→ Given task
Look through the records that follow. Copy every line containing the word "vzdělávacích".

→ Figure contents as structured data
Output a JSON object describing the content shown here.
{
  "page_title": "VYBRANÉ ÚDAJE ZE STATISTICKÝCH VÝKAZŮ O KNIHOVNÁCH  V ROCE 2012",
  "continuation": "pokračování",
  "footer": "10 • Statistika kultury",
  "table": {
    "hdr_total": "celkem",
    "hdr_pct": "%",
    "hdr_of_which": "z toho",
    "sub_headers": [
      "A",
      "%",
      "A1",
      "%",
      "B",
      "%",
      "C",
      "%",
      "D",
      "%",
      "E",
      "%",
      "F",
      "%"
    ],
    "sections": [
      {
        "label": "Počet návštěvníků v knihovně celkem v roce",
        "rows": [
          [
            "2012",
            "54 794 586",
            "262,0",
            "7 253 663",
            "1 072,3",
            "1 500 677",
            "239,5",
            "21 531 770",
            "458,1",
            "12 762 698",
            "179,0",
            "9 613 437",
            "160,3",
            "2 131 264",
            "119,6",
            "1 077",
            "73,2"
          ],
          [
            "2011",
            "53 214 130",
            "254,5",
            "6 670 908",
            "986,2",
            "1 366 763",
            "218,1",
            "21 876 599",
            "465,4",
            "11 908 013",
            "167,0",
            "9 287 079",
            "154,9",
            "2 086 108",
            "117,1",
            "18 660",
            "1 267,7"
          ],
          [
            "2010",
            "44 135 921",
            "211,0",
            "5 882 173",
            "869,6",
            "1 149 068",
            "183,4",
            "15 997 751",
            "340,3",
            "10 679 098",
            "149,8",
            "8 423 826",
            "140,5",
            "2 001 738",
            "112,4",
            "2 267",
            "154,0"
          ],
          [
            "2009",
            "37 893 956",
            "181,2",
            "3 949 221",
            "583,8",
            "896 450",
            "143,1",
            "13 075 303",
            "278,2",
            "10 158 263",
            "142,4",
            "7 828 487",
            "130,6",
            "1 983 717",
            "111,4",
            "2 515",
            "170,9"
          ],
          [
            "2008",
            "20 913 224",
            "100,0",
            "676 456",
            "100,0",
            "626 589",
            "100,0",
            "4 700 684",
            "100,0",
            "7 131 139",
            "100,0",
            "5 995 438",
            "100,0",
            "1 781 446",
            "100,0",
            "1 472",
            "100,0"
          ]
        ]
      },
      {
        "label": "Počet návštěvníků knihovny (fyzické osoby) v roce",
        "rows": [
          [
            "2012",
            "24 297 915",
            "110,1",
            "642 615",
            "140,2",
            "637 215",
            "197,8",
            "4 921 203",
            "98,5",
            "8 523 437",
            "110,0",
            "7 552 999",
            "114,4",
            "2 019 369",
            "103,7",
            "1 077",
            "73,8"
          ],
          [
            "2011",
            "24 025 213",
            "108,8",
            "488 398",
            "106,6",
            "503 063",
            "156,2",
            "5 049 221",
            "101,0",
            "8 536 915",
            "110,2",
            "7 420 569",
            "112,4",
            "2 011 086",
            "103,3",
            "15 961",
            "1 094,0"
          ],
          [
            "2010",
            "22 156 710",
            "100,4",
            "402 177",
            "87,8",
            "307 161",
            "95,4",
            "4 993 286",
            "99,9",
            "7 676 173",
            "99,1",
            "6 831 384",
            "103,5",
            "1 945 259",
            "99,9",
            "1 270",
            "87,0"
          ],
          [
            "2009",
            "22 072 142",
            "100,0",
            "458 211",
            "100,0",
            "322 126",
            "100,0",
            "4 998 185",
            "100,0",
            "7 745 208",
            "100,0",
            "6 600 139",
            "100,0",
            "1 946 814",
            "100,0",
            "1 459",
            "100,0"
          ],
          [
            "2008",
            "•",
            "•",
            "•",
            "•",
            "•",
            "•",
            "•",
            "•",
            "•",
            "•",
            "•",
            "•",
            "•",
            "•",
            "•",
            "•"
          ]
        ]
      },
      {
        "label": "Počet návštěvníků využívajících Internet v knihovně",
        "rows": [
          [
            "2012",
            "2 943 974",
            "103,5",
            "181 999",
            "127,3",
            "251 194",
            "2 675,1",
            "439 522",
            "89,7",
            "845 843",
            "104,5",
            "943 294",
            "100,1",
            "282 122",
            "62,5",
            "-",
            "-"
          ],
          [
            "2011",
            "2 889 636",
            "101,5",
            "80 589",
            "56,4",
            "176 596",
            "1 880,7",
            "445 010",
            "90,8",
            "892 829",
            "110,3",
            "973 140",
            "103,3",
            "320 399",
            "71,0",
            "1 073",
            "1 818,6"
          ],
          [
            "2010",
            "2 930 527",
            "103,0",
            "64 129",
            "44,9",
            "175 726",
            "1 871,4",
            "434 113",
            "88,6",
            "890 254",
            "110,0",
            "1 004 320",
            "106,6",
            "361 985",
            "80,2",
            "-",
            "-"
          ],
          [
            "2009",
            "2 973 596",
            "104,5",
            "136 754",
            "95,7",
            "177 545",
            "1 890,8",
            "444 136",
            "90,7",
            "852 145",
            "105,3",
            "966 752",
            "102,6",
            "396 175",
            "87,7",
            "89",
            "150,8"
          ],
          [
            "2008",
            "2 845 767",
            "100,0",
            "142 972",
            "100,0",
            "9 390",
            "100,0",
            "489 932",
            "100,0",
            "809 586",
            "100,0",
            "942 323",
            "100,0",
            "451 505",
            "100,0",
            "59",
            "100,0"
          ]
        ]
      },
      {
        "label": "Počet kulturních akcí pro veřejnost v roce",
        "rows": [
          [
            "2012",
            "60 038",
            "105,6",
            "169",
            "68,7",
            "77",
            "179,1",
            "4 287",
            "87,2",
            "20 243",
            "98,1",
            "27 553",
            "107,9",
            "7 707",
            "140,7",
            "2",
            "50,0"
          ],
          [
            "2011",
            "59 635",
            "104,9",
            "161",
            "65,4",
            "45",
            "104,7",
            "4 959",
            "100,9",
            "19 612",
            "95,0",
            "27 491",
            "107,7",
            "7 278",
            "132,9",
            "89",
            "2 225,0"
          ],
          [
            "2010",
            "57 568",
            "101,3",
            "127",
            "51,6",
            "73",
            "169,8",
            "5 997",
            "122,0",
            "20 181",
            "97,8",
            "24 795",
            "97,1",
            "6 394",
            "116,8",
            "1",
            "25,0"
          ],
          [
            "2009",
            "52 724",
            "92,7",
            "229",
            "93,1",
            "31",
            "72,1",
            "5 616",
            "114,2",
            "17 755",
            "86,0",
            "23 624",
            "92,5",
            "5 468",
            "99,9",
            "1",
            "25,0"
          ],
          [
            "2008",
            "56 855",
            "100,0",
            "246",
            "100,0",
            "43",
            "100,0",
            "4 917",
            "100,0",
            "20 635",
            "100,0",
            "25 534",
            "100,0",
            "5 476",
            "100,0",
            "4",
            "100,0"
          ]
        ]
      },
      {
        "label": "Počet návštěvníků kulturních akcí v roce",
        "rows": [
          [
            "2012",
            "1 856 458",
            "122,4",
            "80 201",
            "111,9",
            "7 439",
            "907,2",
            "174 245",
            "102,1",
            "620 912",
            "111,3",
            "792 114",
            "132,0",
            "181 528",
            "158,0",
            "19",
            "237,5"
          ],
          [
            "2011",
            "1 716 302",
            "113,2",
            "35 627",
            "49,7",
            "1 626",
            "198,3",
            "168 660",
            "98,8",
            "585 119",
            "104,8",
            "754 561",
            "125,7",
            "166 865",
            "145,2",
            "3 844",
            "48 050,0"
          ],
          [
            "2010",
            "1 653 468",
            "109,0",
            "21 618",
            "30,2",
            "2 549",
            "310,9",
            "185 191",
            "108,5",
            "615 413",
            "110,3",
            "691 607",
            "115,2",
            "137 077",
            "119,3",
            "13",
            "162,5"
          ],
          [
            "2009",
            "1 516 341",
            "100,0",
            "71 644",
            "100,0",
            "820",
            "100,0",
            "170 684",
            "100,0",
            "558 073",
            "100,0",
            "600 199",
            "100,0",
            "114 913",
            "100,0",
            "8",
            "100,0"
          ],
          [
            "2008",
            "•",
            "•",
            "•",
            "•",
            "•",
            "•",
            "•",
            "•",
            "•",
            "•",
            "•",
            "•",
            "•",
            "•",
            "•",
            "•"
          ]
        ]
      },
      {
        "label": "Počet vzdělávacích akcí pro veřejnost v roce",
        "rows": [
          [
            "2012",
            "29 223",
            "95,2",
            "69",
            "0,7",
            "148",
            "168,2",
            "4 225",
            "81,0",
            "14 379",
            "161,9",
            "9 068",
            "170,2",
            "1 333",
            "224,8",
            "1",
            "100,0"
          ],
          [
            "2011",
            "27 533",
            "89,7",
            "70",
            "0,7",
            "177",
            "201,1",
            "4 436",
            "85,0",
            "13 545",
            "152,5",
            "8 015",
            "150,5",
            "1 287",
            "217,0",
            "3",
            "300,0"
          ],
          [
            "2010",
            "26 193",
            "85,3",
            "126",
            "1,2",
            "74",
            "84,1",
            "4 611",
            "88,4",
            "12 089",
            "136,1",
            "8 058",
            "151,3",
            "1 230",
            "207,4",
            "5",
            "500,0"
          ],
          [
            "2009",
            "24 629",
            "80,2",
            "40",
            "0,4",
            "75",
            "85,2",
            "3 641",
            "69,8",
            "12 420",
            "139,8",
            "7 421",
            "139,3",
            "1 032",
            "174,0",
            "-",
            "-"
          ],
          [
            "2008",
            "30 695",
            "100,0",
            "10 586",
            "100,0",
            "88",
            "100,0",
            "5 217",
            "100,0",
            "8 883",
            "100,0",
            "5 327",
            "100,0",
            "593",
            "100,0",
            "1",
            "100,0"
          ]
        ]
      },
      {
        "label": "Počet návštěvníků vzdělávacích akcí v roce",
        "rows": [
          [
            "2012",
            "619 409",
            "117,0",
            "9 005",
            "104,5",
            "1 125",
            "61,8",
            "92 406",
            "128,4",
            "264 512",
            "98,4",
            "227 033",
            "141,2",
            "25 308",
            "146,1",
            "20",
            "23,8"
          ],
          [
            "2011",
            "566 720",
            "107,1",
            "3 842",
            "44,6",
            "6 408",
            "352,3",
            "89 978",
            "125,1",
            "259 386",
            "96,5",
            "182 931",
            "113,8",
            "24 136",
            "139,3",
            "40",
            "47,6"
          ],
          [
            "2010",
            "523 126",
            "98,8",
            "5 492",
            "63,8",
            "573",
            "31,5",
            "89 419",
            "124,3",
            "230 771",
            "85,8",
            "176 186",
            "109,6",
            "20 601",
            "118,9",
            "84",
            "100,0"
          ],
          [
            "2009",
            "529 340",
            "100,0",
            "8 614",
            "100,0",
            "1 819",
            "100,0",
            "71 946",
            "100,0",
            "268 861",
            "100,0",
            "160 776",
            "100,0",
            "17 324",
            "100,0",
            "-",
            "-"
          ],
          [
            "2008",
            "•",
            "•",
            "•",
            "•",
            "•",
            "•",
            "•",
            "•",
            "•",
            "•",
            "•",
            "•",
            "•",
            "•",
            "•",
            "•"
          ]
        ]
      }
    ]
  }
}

→ In response
        "label": "Počet vzdělávacích akcí pro veřejnost v roce",
        "label": "Počet návštěvníků vzdělávacích akcí v roce",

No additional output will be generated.